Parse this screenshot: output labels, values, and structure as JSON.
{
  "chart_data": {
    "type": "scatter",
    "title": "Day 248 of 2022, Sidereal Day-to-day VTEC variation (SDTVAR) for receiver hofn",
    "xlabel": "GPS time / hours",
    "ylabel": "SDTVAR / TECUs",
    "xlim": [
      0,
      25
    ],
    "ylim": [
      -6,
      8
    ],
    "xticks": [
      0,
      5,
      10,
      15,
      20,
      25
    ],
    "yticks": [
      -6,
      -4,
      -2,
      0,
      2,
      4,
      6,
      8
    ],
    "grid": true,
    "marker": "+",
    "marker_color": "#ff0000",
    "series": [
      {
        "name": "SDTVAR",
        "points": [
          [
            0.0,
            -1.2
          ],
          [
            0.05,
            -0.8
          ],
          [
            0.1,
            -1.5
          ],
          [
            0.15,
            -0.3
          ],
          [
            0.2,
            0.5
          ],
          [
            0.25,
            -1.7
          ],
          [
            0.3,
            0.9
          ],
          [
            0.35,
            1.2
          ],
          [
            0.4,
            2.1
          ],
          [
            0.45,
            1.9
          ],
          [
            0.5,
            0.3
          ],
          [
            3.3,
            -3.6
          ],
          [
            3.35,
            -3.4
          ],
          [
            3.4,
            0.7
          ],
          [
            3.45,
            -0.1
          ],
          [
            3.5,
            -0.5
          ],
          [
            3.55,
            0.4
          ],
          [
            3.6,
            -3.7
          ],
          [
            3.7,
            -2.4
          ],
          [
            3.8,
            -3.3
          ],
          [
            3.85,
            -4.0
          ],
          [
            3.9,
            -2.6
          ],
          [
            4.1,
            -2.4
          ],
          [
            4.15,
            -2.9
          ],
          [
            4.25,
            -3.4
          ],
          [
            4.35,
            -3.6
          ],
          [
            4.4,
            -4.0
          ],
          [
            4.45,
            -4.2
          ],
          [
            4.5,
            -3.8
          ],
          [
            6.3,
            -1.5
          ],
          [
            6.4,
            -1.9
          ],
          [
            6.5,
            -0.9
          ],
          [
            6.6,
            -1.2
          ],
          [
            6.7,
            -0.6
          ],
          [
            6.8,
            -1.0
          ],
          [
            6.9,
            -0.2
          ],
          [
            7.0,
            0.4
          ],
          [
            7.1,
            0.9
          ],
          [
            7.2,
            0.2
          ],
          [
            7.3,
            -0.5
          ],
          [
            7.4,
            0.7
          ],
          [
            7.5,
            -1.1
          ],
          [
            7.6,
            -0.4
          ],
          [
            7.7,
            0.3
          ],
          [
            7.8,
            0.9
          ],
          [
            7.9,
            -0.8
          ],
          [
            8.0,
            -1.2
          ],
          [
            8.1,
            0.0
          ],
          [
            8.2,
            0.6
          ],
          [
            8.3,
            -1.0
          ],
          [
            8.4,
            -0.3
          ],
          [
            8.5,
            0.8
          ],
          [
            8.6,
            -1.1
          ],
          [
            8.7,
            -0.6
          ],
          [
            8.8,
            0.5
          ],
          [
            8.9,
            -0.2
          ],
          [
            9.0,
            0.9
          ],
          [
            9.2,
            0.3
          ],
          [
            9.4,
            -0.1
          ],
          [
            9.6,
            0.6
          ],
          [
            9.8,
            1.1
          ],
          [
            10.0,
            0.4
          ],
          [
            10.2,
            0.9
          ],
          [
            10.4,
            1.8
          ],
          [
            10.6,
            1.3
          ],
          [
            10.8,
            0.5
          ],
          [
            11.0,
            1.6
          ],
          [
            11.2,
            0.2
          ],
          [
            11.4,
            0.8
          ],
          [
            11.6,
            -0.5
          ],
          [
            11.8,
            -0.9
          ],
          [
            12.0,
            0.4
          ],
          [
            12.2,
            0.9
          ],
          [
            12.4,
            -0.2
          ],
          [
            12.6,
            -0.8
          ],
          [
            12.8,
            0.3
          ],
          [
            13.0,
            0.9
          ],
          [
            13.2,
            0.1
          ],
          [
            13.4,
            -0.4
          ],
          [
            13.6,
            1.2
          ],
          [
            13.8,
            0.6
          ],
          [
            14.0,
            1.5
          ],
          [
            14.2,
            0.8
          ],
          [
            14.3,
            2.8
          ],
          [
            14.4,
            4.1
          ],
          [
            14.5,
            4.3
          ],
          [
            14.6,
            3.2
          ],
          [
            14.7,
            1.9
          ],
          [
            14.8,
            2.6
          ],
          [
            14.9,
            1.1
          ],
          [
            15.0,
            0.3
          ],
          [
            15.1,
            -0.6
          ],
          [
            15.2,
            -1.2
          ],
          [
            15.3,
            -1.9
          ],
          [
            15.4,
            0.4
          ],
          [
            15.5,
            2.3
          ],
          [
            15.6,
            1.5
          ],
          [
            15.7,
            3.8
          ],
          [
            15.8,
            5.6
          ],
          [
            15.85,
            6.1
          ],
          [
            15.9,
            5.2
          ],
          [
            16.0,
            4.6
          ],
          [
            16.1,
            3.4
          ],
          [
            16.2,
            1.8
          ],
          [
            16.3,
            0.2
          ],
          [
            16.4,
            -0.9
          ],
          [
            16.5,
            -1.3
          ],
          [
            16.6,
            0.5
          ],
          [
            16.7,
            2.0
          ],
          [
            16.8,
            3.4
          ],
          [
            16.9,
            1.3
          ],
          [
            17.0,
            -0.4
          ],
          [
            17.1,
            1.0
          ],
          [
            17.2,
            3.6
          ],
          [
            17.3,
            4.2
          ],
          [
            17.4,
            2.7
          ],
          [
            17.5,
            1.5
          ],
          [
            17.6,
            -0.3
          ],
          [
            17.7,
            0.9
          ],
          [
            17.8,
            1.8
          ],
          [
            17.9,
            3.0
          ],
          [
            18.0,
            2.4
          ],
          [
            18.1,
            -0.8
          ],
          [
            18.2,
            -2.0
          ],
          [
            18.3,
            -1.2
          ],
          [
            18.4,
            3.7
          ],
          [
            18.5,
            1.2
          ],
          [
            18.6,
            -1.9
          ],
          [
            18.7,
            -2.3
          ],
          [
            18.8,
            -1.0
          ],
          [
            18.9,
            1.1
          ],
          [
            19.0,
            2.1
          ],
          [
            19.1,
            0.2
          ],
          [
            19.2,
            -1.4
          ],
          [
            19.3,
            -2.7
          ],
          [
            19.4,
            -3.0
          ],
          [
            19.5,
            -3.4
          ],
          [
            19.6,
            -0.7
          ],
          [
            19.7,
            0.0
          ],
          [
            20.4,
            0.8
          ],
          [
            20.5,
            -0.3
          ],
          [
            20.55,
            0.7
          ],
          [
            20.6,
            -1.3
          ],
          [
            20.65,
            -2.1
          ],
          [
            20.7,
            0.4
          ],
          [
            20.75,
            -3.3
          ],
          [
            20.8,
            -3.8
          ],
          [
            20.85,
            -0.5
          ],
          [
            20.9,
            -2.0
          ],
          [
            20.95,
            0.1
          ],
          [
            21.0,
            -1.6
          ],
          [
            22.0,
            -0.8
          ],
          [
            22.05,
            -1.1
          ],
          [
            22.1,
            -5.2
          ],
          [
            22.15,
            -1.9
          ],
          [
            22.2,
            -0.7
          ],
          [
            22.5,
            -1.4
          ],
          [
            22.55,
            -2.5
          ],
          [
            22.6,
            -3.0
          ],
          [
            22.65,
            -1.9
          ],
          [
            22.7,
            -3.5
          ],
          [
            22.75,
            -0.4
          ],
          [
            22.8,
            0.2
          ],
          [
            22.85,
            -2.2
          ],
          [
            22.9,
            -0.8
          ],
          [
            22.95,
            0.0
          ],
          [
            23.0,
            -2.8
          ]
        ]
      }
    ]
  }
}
------------------------
> _Problem statement_
Extract all lines as given.

> _Written answer_
Parse this screenshot: output labels, values, and structure as JSON.
{
  "chart_data": {
    "type": "scatter",
    "title": "Day 248 of 2022, Sidereal Day-to-day VTEC variation (SDTVAR) for receiver hofn",
    "xlabel": "GPS time / hours",
    "ylabel": "SDTVAR / TECUs",
    "xlim": [
      0,
      25
    ],
    "ylim": [
      -6,
      8
    ],
    "xticks": [
      0,
      5,
      10,
      15,
      20,
      25
    ],
    "yticks": [
      -6,
      -4,
      -2,
      0,
      2,
      4,
      6,
      8
    ],
    "grid": true,
    "marker": "+",
    "marker_color": "#ff0000",
    "series": [
      {
        "name": "SDTVAR",
        "points": [
          [
            0.0,
            -1.2
          ],
          [
            0.05,
            -0.8
          ],
          [
            0.1,
            -1.5
          ],
          [
            0.15,
            -0.3
          ],
          [
            0.2,
            0.5
          ],
          [
            0.25,
            -1.7
          ],
          [
            0.3,
            0.9
          ],
          [
            0.35,
            1.2
          ],
          [
            0.4,
            2.1
          ],
          [
            0.45,
            1.9
          ],
          [
            0.5,
            0.3
          ],
          [
            3.3,
            -3.6
          ],
          [
            3.35,
            -3.4
          ],
          [
            3.4,
            0.7
          ],
          [
            3.45,
            -0.1
          ],
          [
            3.5,
            -0.5
          ],
          [
            3.55,
            0.4
          ],
          [
            3.6,
            -3.7
          ],
          [
            3.7,
            -2.4
          ],
          [
            3.8,
            -3.3
          ],
          [
            3.85,
            -4.0
          ],
          [
            3.9,
            -2.6
          ],
          [
            4.1,
            -2.4
          ],
          [
            4.15,
            -2.9
          ],
          [
            4.25,
            -3.4
          ],
          [
            4.35,
            -3.6
          ],
          [
            4.4,
            -4.0
          ],
          [
            4.45,
            -4.2
          ],
          [
            4.5,
            -3.8
          ],
          [
            6.3,
            -1.5
          ],
          [
            6.4,
            -1.9
          ],
          [
            6.5,
            -0.9
          ],
          [
            6.6,
            -1.2
          ],
          [
            6.7,
            -0.6
          ],
          [
            6.8,
            -1.0
          ],
          [
            6.9,
            -0.2
          ],
          [
            7.0,
            0.4
          ],
          [
            7.1,
            0.9
          ],
          [
            7.2,
            0.2
          ],
          [
            7.3,
            -0.5
          ],
          [
            7.4,
            0.7
          ],
          [
            7.5,
            -1.1
          ],
          [
            7.6,
            -0.4
          ],
          [
            7.7,
            0.3
          ],
          [
            7.8,
            0.9
          ],
          [
            7.9,
            -0.8
          ],
          [
            8.0,
            -1.2
          ],
          [
            8.1,
            0.0
          ],
          [
            8.2,
            0.6
          ],
          [
            8.3,
            -1.0
          ],
          [
            8.4,
            -0.3
          ],
          [
            8.5,
            0.8
          ],
          [
            8.6,
            -1.1
          ],
          [
            8.7,
            -0.6
          ],
          [
            8.8,
            0.5
          ],
          [
            8.9,
            -0.2
          ],
          [
            9.0,
            0.9
          ],
          [
            9.2,
            0.3
          ],
          [
            9.4,
            -0.1
          ],
          [
            9.6,
            0.6
          ],
          [
            9.8,
            1.1
          ],
          [
            10.0,
            0.4
          ],
          [
            10.2,
            0.9
          ],
          [
            10.4,
            1.8
          ],
          [
            10.6,
            1.3
          ],
          [
            10.8,
            0.5
          ],
          [
            11.0,
            1.6
          ],
          [
            11.2,
            0.2
          ],
          [
            11.4,
            0.8
          ],
          [
            11.6,
            -0.5
          ],
          [
            11.8,
            -0.9
          ],
          [
            12.0,
            0.4
          ],
          [
            12.2,
            0.9
          ],
          [
            12.4,
            -0.2
          ],
          [
            12.6,
            -0.8
          ],
          [
            12.8,
            0.3
          ],
          [
            13.0,
            0.9
          ],
          [
            13.2,
            0.1
          ],
          [
            13.4,
            -0.4
          ],
          [
            13.6,
            1.2
          ],
          [
            13.8,
            0.6
          ],
          [
            14.0,
            1.5
          ],
          [
            14.2,
            0.8
          ],
          [
            14.3,
            2.8
          ],
          [
            14.4,
            4.1
          ],
          [
            14.5,
            4.3
          ],
          [
            14.6,
            3.2
          ],
          [
            14.7,
            1.9
          ],
          [
            14.8,
            2.6
          ],
          [
            14.9,
            1.1
          ],
          [
            15.0,
            0.3
          ],
          [
            15.1,
            -0.6
          ],
          [
            15.2,
            -1.2
          ],
          [
            15.3,
            -1.9
          ],
          [
            15.4,
            0.4
          ],
          [
            15.5,
            2.3
          ],
          [
            15.6,
            1.5
          ],
          [
            15.7,
            3.8
          ],
          [
            15.8,
            5.6
          ],
          [
            15.85,
            6.1
          ],
          [
            15.9,
            5.2
          ],
          [
            16.0,
            4.6
          ],
          [
            16.1,
            3.4
          ],
          [
            16.2,
            1.8
          ],
          [
            16.3,
            0.2
          ],
          [
            16.4,
            -0.9
          ],
          [
            16.5,
            -1.3
          ],
          [
            16.6,
            0.5
          ],
          [
            16.7,
            2.0
          ],
          [
            16.8,
            3.4
          ],
          [
            16.9,
            1.3
          ],
          [
            17.0,
            -0.4
          ],
          [
            17.1,
            1.0
          ],
          [
            17.2,
            3.6
          ],
          [
            17.3,
            4.2
          ],
          [
            17.4,
            2.7
          ],
          [
            17.5,
            1.5
          ],
          [
            17.6,
            -0.3
          ],
          [
            17.7,
            0.9
          ],
          [
            17.8,
            1.8
          ],
          [
            17.9,
            3.0
          ],
          [
            18.0,
            2.4
          ],
          [
            18.1,
            -0.8
          ],
          [
            18.2,
            -2.0
          ],
          [
            18.3,
            -1.2
          ],
          [
            18.4,
            3.7
          ],
          [
            18.5,
            1.2
          ],
          [
            18.6,
            -1.9
          ],
          [
            18.7,
            -2.3
          ],
          [
            18.8,
            -1.0
          ],
          [
            18.9,
            1.1
          ],
          [
            19.0,
            2.1
          ],
          [
            19.1,
            0.2
          ],
          [
            19.2,
            -1.4
          ],
          [
            19.3,
            -2.7
          ],
          [
            19.4,
            -3.0
          ],
          [
            19.5,
            -3.4
          ],
          [
            19.6,
            -0.7
          ],
          [
            19.7,
            0.0
          ],
          [
            20.4,
            0.8
          ],
          [
            20.5,
            -0.3
          ],
          [
            20.55,
            0.7
          ],
          [
            20.6,
            -1.3
          ],
          [
            20.65,
            -2.1
          ],
          [
            20.7,
            0.4
          ],
          [
            20.75,
            -3.3
          ],
          [
            20.8,
            -3.8
          ],
          [
            20.85,
            -0.5
          ],
          [
            20.9,
            -2.0
          ],
          [
            20.95,
            0.1
          ],
          [
            21.0,
            -1.6
          ],
          [
            22.0,
            -0.8
          ],
          [
            22.05,
            -1.1
          ],
          [
            22.1,
            -5.2
          ],
          [
            22.15,
            -1.9
          ],
          [
            22.2,
            -0.7
          ],
          [
            22.5,
            -1.4
          ],
          [
            22.55,
            -2.5
          ],
          [
            22.6,
            -3.0
          ],
          [
            22.65,
            -1.9
          ],
          [
            22.7,
            -3.5
          ],
          [
            22.75,
            -0.4
          ],
          [
            22.8,
            0.2
          ],
          [
            22.85,
            -2.2
          ],
          [
            22.9,
            -0.8
          ],
          [
            22.95,
            0.0
          ],
          [
            23.0,
            -2.8
          ]
        ]
      }
    ]
  }
}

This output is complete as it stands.